Objetivo planteado a: Presenta como lista numerada, sin líneas en blanco, las líneas de los registros que comienzan en la que contiene "card-title: Fragrance — [914, 433, 1016, 454]" y terminan en la que contiene "category-fragrance[interactable]: Fragrance —", incluidas ambas.

Fragmento:
※ ※ ※
La diferencia entre los dos puntos de vista es obvia.

Según el punto de vista ético, las epístolas son escritos de hombres muy dignos, piadosos y santificados; los brillantes discursos de creyentes altamente iluminados. Y aún así, habiendo dicho eso, ellos son falibles después de todo; pueden tener el noventa por cierto de la verdad bien expresado y correctamente definido; mas la posibilidad de que el diez por ciento restante esté lleno de errores y fallas aún existe. Aunque puede haber una o más epístolas infalibles, ¿qué provecho sacamos, si no sabemos cuál es cual? De hecho, no tenemos certidumbre alguna en cuanto a esto. Y por esta razón se acepta que en verdad los apóstoles cometieron errores.

De ahí que las iglesias reformadas no puedan aceptar esta fascinante representación. Las consciencias de los creyentes siempre protestarán en contra de ella. Lo que esperamos en los “santos apóstoles” es esta mismísima certidumbre, fiabilidad, y decisión. Al leer su testimonio, queremos confiar en él. Esta certidumbre ha sido la fortaleza de la Iglesia por todas las edades. Sólo esta convicción le ha dado descanso. Con todas estas teorías que suenan tan hermosas, las cuales desvisten a la palabra apostólica de su infalibilidad, la Iglesia de hoy siente instintivamente que se le está usurpando la fiabilidad a su Palabra, a su Biblia.
※ ※ ※
Datos mostrados:
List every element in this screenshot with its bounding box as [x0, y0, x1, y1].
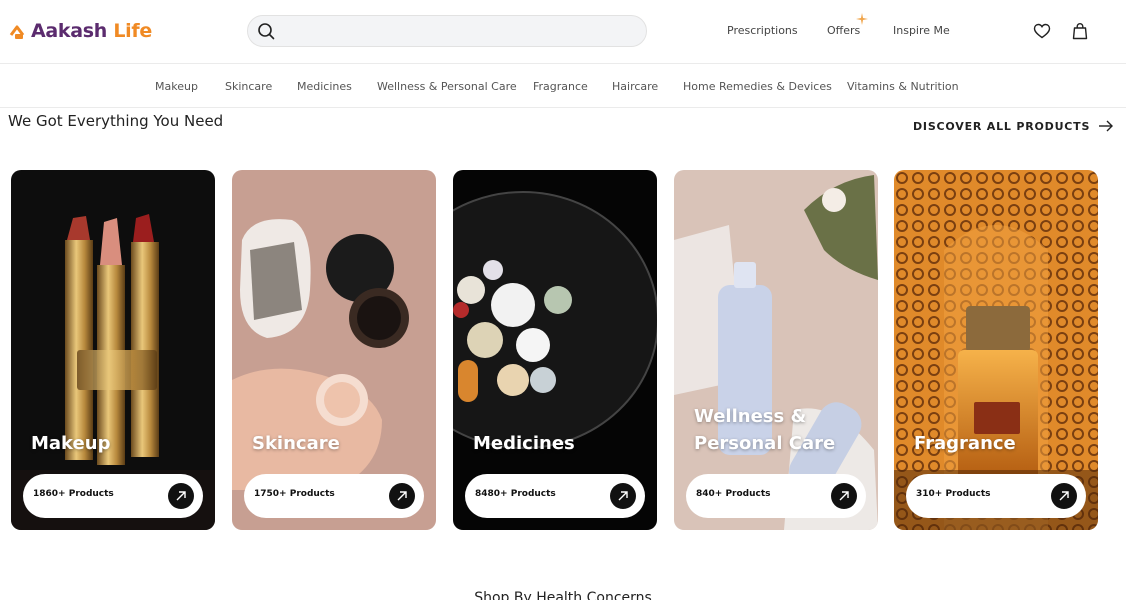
card-title: Fragrance — [914, 433, 1016, 454]
brand-name: Aakash Life — [31, 20, 152, 42]
category-card-wellness[interactable]: Wellness & Personal Care 840+ Products — [674, 170, 878, 530]
arrow-up-right-icon[interactable] — [831, 483, 857, 509]
category-vitamins[interactable]: Vitamins & Nutrition — [847, 80, 959, 93]
logo-mark-icon — [9, 25, 25, 39]
card-footer[interactable]: 1860+ Products — [23, 474, 203, 518]
search-icon[interactable] — [257, 22, 275, 40]
card-footer[interactable]: 840+ Products — [686, 474, 866, 518]
category-nav: Makeup Skincare Medicines Wellness & Per… — [0, 64, 1126, 108]
category-fragrance[interactable]: Fragrance — [533, 80, 588, 93]
sparkle-icon — [856, 13, 868, 25]
product-count: 840+ Products — [696, 489, 771, 499]
category-card-skincare[interactable]: Skincare 1750+ Products — [232, 170, 436, 530]
product-count: 1860+ Products — [33, 489, 114, 499]
brand-logo[interactable]: Aakash Life — [8, 19, 152, 43]
product-count: 310+ Products — [916, 489, 991, 499]
heart-icon[interactable] — [1033, 22, 1051, 40]
discover-all-label: DISCOVER ALL PRODUCTS — [913, 119, 1091, 133]
section-title: We Got Everything You Need — [8, 112, 224, 130]
health-concerns-heading: Shop By Health Concerns — [474, 590, 652, 600]
category-makeup[interactable]: Makeup — [155, 80, 198, 93]
arrow-up-right-icon[interactable] — [389, 483, 415, 509]
site-header: Aakash Life Prescriptions Offers Inspire… — [0, 0, 1126, 64]
search-bar[interactable] — [247, 15, 647, 47]
category-home-remedies[interactable]: Home Remedies & Devices — [683, 80, 832, 93]
card-footer[interactable]: 8480+ Products — [465, 474, 645, 518]
category-skincare[interactable]: Skincare — [225, 80, 272, 93]
arrow-up-right-icon[interactable] — [610, 483, 636, 509]
card-title: Medicines — [473, 433, 575, 454]
category-card-fragrance[interactable]: Fragrance 310+ Products — [894, 170, 1098, 530]
search-input[interactable] — [282, 18, 632, 44]
category-card-makeup[interactable]: Makeup 1860+ Products — [11, 170, 215, 530]
category-card-medicines[interactable]: Medicines 8480+ Products — [453, 170, 657, 530]
category-wellness[interactable]: Wellness & Personal Care — [377, 80, 517, 93]
arrow-up-right-icon[interactable] — [168, 483, 194, 509]
category-medicines[interactable]: Medicines — [297, 80, 352, 93]
card-title: Makeup — [31, 433, 111, 454]
card-footer[interactable]: 310+ Products — [906, 474, 1086, 518]
discover-all-link[interactable]: DISCOVER ALL PRODUCTS — [913, 119, 1114, 133]
category-haircare[interactable]: Haircare — [612, 80, 658, 93]
shopping-bag-icon[interactable] — [1071, 22, 1089, 40]
nav-link-prescriptions[interactable]: Prescriptions — [727, 24, 798, 37]
product-count: 8480+ Products — [475, 489, 556, 499]
nav-link-inspire-me[interactable]: Inspire Me — [893, 24, 950, 37]
nav-link-offers[interactable]: Offers — [827, 24, 860, 37]
product-count: 1750+ Products — [254, 489, 335, 499]
card-title: Wellness & Personal Care — [694, 406, 836, 454]
card-title: Skincare — [252, 433, 340, 454]
arrow-right-icon — [1099, 120, 1114, 132]
card-footer[interactable]: 1750+ Products — [244, 474, 424, 518]
arrow-up-right-icon[interactable] — [1051, 483, 1077, 509]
※ ※ ※
Objetivo planteado b: Según el fragmento, ¿qué es lo que los creyentes esperan en los "santos apóstoles"?

Respuesta correcta a:
1. card-title: Fragrance — [914, 433, 1016, 454]
2. brand-name: Aakash Life — [31, 20, 152, 42]
3. category-card-wellness[interactable]: Wellness & Personal Care 840+ Products — [674, 170, 878, 530]
4. arrow-up-right-icon[interactable] — [831, 483, 857, 509]
5. category-vitamins[interactable]: Vitamins & Nutrition — [847, 80, 959, 93]
6. logo-mark-icon — [9, 25, 25, 39]
7. card-footer[interactable]: 1860+ Products — [23, 474, 203, 518]
8. search-icon[interactable] — [257, 22, 275, 40]
9. card-footer[interactable]: 840+ Products — [686, 474, 866, 518]
10. category-nav: Makeup Skincare Medicines Wellness & Per… — [0, 64, 1126, 108]
11. category-fragrance[interactable]: Fragrance — [533, 80, 588, 93]

Respuesta correcta b: Certidumbre, fiabilidad y decisión.